Stored records:
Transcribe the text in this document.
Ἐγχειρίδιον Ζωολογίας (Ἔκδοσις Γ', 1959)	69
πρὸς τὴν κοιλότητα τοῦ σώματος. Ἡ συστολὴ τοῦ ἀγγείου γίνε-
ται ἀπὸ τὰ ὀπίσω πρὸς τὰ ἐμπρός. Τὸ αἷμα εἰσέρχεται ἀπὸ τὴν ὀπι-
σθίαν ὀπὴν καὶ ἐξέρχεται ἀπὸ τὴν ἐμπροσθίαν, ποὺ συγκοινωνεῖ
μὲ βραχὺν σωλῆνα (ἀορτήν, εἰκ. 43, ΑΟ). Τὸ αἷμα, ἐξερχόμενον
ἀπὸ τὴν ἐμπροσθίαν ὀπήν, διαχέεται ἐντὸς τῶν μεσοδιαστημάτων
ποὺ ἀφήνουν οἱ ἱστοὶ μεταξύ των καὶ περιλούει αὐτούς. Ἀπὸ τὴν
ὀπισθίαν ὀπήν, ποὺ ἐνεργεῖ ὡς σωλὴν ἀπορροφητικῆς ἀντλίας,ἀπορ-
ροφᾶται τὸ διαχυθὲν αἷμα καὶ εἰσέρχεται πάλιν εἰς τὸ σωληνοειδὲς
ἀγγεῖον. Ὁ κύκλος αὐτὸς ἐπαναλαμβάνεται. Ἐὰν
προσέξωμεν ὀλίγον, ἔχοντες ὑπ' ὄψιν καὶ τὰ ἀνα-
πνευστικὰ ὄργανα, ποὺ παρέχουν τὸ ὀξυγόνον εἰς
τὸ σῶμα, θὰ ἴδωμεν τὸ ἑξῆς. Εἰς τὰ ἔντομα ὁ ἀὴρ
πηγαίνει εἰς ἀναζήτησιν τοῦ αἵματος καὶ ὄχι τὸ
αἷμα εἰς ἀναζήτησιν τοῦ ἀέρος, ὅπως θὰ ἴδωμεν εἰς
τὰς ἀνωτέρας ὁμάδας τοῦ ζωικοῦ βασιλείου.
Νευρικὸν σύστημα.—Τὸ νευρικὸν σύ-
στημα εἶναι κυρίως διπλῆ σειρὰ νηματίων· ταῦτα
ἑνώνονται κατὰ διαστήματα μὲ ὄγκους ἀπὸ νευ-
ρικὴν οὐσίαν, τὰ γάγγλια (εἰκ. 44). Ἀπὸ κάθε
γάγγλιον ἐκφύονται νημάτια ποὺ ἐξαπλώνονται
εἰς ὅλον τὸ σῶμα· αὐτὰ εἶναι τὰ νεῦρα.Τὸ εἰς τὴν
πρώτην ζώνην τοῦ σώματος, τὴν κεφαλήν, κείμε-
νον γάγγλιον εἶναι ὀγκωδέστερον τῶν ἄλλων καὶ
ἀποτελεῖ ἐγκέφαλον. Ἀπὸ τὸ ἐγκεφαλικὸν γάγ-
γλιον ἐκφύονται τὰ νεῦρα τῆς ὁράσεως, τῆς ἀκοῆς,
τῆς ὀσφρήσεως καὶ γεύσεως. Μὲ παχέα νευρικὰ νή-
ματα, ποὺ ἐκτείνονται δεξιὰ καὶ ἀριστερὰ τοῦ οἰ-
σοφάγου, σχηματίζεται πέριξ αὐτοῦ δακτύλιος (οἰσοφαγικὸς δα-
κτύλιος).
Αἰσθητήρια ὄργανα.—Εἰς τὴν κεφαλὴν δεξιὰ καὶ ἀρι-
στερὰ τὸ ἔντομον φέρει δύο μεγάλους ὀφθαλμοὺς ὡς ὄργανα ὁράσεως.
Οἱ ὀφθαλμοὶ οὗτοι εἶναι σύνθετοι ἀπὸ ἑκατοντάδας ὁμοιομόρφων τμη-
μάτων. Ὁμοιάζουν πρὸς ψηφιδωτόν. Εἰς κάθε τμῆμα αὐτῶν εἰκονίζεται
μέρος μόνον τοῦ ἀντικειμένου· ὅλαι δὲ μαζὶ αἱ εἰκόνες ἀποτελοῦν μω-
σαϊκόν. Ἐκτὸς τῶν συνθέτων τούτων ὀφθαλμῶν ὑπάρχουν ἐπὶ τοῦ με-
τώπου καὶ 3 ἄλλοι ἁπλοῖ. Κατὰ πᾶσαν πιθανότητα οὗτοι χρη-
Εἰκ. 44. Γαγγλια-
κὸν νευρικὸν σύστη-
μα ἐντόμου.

==

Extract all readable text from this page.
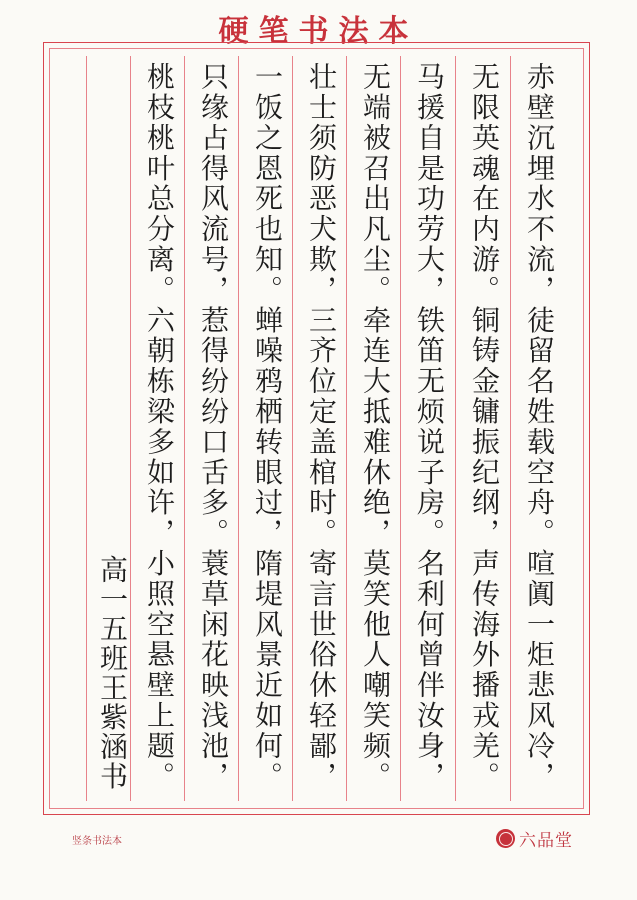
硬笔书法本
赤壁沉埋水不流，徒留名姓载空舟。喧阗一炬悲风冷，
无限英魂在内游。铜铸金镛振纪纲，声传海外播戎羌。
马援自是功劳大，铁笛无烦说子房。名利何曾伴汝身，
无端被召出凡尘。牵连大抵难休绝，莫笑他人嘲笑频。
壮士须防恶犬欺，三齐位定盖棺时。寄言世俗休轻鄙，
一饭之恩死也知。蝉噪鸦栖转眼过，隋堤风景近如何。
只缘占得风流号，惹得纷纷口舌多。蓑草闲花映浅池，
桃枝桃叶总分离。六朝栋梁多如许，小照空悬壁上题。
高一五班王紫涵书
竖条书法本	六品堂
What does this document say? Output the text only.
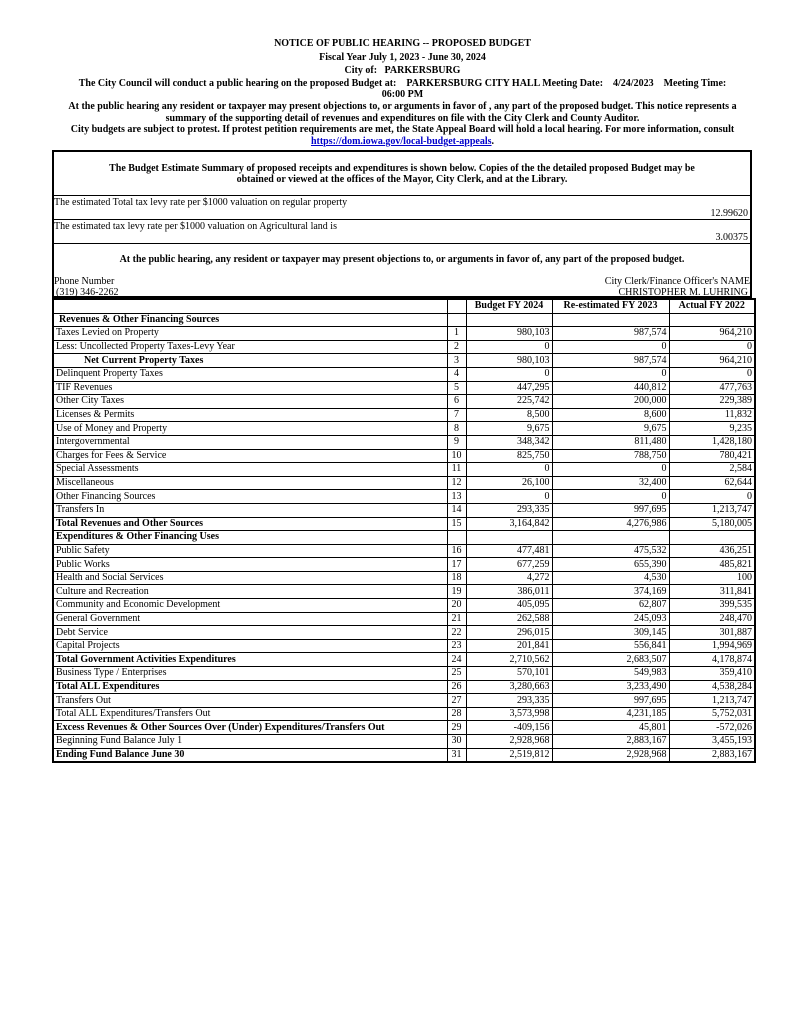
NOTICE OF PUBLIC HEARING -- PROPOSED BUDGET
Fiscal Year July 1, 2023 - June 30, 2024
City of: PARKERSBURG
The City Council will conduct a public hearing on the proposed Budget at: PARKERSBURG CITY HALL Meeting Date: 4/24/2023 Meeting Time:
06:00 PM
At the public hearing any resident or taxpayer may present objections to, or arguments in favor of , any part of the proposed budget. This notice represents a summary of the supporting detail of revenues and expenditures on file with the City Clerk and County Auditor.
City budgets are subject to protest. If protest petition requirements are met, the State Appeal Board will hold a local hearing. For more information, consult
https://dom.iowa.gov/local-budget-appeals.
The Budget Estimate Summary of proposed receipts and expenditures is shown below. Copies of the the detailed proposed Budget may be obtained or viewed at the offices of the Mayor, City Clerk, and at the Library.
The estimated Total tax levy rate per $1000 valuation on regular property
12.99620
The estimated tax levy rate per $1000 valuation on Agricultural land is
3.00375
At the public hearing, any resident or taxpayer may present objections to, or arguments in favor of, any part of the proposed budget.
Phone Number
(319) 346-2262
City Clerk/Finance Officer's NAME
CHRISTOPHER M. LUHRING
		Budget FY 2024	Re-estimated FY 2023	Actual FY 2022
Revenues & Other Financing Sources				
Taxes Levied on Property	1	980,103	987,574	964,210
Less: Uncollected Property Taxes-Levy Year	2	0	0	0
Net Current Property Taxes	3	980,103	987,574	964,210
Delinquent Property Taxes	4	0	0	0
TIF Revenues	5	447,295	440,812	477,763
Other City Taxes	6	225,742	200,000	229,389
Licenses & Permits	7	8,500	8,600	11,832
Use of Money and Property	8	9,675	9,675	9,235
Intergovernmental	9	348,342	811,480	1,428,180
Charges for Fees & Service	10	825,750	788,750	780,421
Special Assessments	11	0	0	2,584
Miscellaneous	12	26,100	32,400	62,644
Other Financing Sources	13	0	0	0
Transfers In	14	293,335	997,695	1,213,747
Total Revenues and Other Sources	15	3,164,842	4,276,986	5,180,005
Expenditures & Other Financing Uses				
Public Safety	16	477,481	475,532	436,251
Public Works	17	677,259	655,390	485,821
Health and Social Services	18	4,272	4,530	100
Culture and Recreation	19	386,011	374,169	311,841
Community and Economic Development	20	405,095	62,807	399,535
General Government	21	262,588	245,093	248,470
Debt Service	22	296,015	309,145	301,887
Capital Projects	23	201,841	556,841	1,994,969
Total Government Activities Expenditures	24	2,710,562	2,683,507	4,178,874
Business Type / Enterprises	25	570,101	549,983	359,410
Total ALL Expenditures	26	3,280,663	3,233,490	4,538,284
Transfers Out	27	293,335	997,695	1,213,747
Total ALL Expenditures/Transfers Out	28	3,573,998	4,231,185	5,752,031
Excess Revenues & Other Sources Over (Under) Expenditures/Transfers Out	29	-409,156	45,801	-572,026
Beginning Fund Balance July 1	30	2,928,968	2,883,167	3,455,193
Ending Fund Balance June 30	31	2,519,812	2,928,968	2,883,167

The request:
Reply with one number: the count of lines in the entries that include the word "Taxes".

Response to the task:
5